Using the listing below, give the number of lines where "document" appears, and nothing else.
[start]
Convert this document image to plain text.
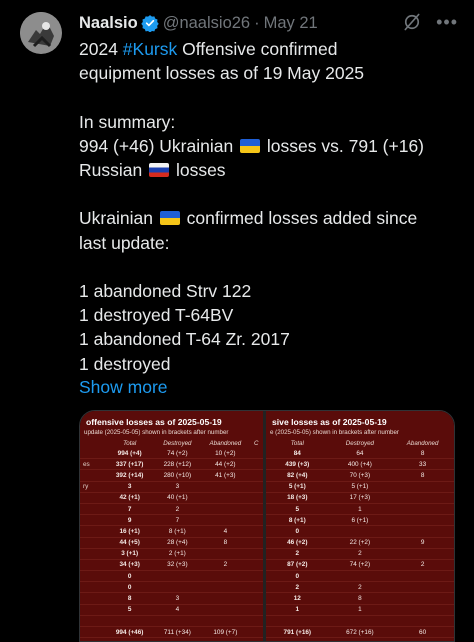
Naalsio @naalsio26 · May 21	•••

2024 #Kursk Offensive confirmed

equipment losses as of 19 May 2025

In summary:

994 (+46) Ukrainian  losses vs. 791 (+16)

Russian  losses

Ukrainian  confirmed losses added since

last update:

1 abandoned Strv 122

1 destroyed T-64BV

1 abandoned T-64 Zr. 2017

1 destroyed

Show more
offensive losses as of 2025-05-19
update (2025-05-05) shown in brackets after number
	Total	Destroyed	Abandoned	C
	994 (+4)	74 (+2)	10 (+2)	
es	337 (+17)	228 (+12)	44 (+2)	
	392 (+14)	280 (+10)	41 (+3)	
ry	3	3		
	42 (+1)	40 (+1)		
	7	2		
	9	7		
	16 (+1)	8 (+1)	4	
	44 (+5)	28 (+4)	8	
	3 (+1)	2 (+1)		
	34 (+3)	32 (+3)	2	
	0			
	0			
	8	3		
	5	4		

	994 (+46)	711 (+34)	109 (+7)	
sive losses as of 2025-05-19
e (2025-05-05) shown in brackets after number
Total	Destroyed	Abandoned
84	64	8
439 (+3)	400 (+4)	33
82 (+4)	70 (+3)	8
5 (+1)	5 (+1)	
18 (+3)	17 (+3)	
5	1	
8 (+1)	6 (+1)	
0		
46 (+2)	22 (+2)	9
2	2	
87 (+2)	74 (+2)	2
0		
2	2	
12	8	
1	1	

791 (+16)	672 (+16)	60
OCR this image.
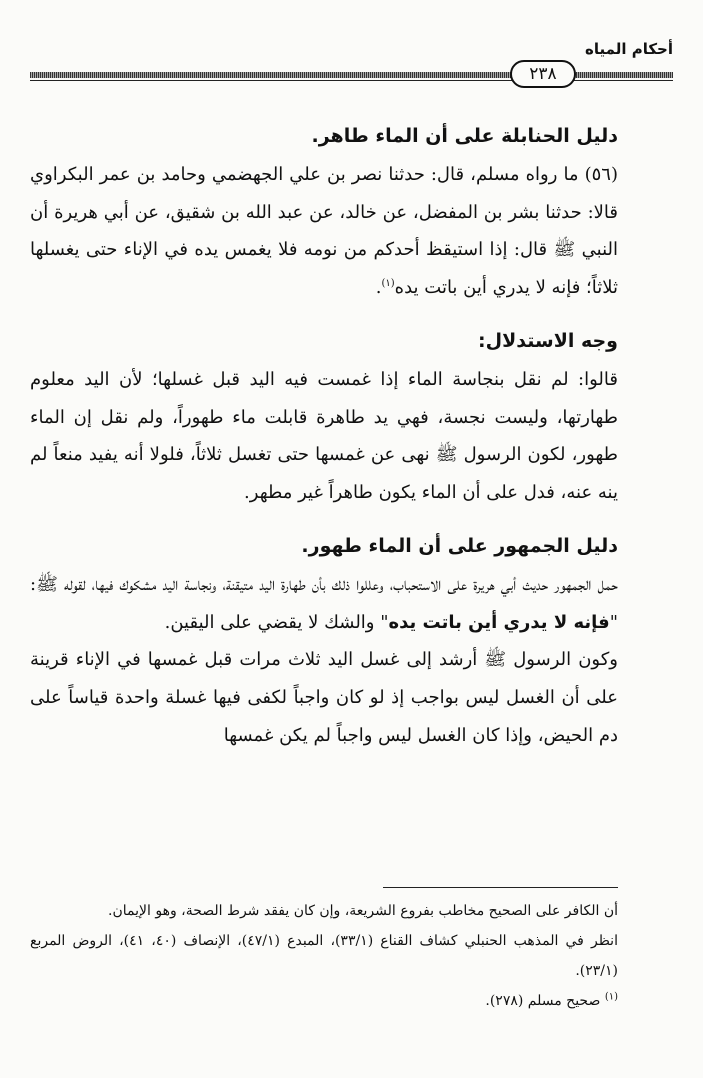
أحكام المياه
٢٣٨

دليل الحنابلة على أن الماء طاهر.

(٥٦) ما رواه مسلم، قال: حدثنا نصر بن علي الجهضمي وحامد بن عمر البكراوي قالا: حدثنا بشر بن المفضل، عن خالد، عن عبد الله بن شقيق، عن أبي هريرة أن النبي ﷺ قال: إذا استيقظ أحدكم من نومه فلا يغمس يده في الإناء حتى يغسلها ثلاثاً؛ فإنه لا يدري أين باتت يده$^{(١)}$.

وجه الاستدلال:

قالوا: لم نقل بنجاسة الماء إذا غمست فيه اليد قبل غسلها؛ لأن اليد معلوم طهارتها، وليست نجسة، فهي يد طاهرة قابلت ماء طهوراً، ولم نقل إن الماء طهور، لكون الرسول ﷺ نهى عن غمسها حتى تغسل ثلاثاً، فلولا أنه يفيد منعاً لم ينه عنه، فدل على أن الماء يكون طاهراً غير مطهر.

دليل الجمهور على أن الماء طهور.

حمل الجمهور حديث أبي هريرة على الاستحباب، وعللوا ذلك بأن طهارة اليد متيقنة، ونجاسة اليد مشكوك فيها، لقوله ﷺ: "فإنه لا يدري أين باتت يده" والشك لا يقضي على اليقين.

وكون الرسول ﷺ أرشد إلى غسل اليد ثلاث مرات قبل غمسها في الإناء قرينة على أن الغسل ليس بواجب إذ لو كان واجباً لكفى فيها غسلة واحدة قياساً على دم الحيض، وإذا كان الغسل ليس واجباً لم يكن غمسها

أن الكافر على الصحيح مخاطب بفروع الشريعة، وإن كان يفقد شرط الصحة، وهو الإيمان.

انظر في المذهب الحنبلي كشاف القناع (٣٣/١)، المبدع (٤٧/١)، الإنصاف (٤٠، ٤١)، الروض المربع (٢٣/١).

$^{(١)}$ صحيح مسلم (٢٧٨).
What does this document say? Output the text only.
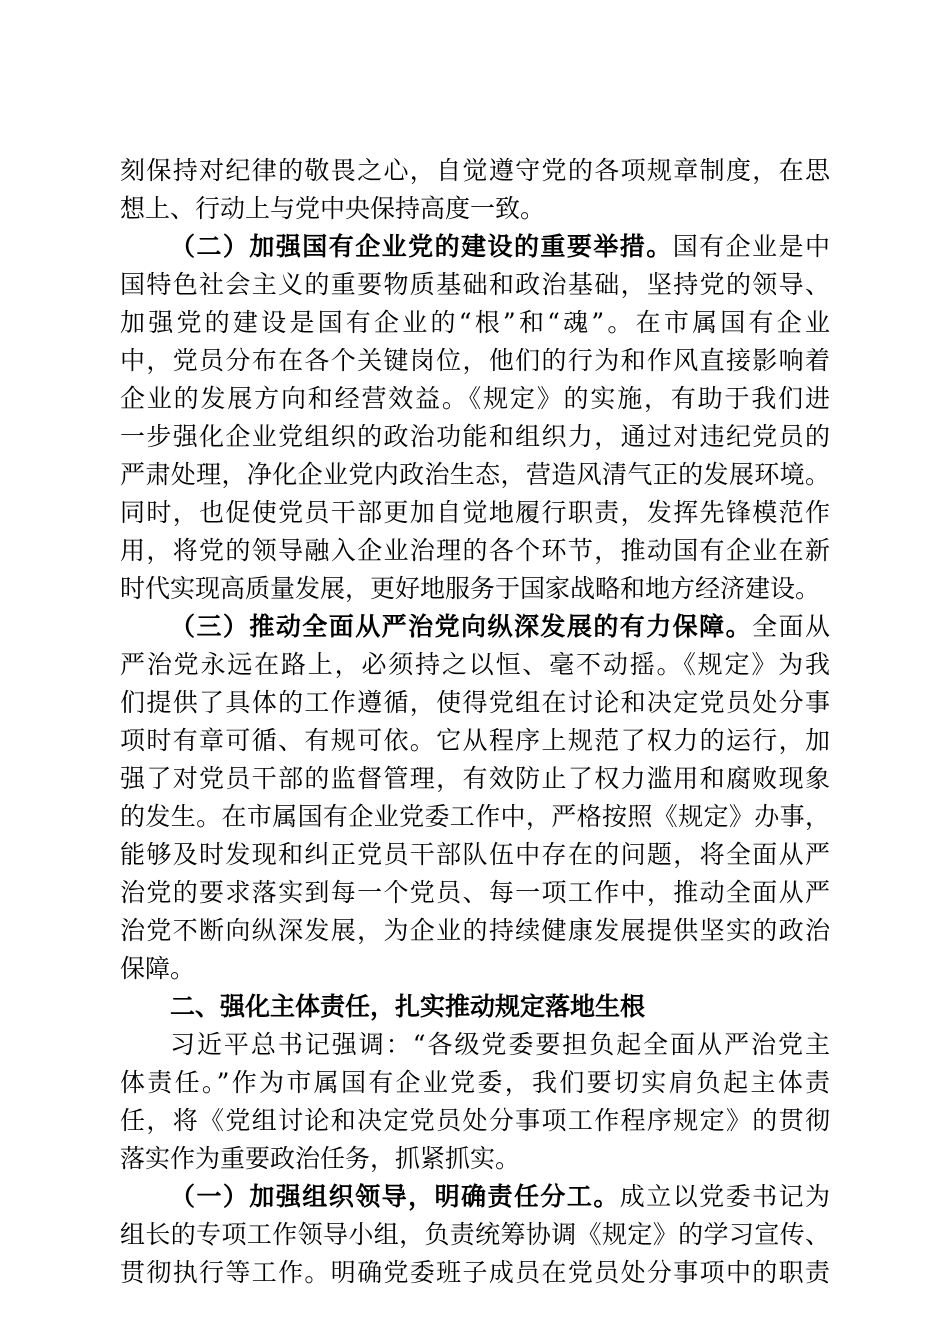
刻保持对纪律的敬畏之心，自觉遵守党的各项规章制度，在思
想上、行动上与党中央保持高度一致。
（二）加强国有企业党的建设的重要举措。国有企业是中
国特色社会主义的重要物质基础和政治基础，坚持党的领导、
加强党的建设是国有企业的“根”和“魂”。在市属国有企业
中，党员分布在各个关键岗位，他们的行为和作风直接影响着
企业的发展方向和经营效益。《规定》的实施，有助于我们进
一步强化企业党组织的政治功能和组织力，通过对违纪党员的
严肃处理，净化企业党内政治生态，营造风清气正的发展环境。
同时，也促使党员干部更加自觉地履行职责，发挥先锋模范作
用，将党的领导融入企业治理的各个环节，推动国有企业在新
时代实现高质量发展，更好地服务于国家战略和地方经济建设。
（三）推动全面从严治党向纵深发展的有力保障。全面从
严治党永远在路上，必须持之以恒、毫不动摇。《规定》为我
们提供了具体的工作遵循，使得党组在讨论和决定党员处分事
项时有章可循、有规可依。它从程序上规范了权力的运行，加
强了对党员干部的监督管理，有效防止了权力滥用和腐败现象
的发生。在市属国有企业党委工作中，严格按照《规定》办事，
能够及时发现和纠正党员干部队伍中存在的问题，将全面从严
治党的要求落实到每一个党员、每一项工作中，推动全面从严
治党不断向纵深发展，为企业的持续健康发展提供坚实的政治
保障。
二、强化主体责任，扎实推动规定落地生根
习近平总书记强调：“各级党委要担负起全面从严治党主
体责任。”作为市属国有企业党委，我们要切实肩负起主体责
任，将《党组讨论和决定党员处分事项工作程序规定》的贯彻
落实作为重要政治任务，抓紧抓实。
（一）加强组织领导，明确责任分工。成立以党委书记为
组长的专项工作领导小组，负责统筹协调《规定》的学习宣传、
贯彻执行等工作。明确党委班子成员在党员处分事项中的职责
[end]
## Task response
2